(Part of a data file)
┏━━
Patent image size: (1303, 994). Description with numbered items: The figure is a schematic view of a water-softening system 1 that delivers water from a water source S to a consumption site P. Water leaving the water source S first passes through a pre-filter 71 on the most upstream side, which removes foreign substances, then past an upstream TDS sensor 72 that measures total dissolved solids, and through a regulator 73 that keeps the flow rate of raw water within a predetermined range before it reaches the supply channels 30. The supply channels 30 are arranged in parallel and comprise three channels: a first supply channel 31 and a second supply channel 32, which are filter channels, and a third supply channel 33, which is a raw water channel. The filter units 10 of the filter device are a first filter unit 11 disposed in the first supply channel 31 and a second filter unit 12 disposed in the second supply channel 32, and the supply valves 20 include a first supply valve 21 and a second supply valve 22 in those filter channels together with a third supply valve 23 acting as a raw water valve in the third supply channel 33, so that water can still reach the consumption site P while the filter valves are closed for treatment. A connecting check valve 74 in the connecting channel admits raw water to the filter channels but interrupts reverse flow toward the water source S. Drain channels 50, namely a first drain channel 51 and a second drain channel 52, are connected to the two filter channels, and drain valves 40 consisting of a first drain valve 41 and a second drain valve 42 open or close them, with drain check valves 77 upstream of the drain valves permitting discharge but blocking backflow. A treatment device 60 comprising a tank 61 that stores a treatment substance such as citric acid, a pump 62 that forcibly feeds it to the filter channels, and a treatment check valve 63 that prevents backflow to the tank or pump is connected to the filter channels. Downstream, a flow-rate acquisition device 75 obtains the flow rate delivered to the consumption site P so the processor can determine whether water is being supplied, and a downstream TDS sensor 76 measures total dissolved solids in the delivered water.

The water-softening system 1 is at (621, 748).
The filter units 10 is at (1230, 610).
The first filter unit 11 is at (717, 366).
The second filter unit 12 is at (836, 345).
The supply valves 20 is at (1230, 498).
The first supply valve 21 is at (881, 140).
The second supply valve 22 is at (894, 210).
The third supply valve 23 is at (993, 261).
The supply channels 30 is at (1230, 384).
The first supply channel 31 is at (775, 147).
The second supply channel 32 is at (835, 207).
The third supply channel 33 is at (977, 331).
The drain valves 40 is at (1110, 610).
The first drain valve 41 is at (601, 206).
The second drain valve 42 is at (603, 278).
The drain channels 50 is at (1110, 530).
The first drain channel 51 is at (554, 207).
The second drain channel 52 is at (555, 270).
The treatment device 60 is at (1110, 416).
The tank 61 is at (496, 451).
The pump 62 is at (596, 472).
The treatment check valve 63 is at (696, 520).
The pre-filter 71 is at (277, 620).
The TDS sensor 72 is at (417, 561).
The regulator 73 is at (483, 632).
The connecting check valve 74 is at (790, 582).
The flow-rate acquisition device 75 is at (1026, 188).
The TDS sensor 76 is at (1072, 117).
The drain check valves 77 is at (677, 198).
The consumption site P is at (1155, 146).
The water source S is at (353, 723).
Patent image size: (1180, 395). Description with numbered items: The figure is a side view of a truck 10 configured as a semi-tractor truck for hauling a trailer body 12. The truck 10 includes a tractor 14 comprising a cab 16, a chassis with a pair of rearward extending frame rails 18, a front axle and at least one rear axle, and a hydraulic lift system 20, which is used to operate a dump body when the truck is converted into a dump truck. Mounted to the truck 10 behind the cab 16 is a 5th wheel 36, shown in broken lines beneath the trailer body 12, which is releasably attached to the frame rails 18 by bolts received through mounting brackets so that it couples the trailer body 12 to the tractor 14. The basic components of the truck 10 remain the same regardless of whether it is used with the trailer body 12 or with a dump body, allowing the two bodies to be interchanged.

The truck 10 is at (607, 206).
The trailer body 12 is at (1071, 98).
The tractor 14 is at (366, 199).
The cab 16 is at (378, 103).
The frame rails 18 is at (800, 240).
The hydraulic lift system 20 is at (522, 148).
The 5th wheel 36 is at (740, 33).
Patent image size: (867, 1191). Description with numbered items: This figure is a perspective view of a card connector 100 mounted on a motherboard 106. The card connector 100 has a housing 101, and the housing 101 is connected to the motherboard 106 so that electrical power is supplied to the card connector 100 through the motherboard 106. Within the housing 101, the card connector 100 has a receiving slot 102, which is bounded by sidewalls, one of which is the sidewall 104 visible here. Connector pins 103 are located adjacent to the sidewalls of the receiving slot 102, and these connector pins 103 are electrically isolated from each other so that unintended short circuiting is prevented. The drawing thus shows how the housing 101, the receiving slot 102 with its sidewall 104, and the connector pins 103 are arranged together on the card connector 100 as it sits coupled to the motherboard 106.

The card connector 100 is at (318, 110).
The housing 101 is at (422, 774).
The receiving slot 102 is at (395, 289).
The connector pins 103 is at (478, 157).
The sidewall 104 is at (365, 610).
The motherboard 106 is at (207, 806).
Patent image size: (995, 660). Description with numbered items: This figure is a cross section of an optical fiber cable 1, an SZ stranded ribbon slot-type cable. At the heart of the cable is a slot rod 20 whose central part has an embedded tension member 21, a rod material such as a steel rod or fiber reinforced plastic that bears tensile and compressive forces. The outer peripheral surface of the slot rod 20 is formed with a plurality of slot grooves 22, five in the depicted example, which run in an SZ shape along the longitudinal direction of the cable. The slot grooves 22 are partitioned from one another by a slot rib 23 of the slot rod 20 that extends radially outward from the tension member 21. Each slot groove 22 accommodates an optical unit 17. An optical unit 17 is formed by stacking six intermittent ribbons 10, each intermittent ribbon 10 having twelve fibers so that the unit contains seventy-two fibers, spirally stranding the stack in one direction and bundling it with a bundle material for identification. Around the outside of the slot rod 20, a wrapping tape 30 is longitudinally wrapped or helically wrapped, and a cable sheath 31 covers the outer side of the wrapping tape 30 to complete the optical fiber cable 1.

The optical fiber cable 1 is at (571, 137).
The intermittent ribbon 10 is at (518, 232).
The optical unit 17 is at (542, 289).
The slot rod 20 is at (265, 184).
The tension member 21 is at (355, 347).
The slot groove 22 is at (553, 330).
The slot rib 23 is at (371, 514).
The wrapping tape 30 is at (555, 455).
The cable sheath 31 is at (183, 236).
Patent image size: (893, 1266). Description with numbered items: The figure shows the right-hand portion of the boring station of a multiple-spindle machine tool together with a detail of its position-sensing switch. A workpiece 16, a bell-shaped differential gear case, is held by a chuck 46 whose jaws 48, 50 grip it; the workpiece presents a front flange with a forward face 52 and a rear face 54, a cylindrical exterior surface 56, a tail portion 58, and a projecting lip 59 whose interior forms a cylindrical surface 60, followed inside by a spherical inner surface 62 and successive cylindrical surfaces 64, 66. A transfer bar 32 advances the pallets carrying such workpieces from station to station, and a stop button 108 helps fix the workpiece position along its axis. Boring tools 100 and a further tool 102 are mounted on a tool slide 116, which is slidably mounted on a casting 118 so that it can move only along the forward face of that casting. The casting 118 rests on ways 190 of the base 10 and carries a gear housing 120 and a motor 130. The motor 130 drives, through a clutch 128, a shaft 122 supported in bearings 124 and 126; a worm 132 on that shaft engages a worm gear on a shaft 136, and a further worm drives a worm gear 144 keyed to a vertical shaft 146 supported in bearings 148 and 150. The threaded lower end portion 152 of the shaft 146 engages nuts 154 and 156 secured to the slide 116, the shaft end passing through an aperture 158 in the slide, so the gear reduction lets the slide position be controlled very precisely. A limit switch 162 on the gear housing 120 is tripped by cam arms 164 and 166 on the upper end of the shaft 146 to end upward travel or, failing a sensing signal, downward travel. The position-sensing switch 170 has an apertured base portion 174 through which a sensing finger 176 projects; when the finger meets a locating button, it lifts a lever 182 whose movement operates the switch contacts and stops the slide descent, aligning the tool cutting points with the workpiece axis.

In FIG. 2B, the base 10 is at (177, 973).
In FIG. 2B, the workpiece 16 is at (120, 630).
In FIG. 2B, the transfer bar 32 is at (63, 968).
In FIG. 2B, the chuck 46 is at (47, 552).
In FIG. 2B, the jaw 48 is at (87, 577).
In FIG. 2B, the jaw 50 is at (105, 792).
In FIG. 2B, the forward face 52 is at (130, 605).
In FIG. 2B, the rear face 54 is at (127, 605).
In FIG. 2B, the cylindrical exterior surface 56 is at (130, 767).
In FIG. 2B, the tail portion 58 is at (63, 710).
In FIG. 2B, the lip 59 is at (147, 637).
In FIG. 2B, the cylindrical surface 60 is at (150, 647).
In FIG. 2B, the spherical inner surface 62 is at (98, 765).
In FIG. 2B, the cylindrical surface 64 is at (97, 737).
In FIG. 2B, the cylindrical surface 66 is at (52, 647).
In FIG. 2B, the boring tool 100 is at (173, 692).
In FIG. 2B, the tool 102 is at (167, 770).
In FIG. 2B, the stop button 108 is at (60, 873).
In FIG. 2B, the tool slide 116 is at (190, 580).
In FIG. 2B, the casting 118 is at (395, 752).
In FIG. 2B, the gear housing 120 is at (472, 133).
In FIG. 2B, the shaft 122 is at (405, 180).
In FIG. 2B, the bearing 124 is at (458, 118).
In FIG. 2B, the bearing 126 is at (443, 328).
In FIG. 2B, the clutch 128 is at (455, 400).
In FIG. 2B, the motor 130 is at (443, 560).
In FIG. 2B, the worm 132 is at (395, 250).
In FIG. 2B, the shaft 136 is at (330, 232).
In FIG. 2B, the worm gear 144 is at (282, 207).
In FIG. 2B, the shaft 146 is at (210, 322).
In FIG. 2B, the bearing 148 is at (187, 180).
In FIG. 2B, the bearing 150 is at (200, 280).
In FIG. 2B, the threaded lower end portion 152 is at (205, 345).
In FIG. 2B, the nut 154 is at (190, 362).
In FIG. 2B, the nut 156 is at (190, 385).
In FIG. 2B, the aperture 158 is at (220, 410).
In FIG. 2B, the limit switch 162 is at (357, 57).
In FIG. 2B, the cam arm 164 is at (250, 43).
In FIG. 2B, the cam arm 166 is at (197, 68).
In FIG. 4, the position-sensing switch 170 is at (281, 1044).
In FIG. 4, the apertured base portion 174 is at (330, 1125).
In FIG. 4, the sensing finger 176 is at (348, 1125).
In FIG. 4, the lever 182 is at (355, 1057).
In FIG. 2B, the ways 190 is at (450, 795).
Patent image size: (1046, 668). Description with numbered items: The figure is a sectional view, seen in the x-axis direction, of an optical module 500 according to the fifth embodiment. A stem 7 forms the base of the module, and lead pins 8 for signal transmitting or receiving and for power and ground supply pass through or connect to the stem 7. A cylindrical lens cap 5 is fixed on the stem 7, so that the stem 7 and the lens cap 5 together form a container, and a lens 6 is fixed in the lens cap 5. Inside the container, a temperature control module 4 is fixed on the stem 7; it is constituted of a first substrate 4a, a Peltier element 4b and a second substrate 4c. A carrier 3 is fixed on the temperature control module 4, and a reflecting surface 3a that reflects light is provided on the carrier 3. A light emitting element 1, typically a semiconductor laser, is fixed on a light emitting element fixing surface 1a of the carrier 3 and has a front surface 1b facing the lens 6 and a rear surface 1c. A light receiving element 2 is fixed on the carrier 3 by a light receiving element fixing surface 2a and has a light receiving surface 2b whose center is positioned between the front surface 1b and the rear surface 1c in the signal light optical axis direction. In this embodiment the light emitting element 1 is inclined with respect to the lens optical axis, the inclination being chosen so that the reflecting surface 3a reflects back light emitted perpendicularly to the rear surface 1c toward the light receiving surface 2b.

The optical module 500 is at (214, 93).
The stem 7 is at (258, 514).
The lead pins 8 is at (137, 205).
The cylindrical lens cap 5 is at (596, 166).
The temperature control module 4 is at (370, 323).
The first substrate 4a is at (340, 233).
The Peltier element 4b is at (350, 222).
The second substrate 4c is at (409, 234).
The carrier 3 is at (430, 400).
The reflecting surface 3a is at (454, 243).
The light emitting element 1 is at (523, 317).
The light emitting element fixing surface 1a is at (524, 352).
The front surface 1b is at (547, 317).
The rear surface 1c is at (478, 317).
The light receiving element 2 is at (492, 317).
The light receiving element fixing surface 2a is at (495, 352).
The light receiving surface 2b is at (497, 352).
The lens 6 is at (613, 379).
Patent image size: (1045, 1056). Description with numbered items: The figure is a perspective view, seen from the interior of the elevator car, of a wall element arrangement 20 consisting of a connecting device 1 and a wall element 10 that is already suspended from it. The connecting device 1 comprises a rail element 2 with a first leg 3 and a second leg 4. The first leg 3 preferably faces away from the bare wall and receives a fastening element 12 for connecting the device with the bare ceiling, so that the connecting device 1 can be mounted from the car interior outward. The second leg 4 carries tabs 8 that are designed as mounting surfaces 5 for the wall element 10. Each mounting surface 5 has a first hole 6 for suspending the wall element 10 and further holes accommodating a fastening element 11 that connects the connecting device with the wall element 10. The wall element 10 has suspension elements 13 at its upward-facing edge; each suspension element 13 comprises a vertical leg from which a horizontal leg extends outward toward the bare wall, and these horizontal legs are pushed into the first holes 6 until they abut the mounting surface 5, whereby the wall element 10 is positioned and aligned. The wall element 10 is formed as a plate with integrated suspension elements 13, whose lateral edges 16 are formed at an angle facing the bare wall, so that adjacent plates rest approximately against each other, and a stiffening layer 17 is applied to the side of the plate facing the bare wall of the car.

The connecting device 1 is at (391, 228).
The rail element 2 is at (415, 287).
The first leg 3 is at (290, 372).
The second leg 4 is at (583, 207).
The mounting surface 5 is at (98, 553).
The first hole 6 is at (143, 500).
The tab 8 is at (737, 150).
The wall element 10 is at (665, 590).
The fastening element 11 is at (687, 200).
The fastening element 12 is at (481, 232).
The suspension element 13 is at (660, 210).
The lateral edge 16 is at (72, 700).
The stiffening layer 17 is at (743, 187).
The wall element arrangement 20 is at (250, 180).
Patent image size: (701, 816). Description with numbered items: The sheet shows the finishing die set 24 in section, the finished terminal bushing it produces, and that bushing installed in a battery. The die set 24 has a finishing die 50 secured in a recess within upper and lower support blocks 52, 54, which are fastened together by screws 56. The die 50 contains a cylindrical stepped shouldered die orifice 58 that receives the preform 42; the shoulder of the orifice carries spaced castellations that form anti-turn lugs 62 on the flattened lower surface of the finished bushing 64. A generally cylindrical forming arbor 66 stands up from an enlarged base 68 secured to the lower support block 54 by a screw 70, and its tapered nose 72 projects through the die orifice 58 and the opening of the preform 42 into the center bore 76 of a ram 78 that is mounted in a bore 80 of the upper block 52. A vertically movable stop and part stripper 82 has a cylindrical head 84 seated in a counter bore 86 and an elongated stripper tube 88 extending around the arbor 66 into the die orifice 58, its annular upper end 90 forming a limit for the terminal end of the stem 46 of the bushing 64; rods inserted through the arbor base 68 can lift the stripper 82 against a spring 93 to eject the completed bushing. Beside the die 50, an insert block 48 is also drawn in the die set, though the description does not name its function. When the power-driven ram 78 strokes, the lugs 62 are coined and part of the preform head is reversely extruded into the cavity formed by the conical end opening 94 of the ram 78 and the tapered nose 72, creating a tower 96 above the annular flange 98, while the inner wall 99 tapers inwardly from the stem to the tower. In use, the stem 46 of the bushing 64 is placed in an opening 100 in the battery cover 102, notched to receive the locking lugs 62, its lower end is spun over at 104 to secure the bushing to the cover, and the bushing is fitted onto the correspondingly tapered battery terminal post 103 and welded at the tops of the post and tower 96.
┗━━
> Written task
Repeat the listing from the line that contains "Patent image size: (867, 1191)." through the line that contains "The motherboard 106 is at (207, 806).", both included, keeping every line identical.

> Output of the exercise
Patent image size: (867, 1191). Description with numbered items: This figure is a perspective view of a card connector 100 mounted on a motherboard 106. The card connector 100 has a housing 101, and the housing 101 is connected to the motherboard 106 so that electrical power is supplied to the card connector 100 through the motherboard 106. Within the housing 101, the card connector 100 has a receiving slot 102, which is bounded by sidewalls, one of which is the sidewall 104 visible here. Connector pins 103 are located adjacent to the sidewalls of the receiving slot 102, and these connector pins 103 are electrically isolated from each other so that unintended short circuiting is prevented. The drawing thus shows how the housing 101, the receiving slot 102 with its sidewall 104, and the connector pins 103 are arranged together on the card connector 100 as it sits coupled to the motherboard 106.

The card connector 100 is at (318, 110).
The housing 101 is at (422, 774).
The receiving slot 102 is at (395, 289).
The connector pins 103 is at (478, 157).
The sidewall 104 is at (365, 610).
The motherboard 106 is at (207, 806).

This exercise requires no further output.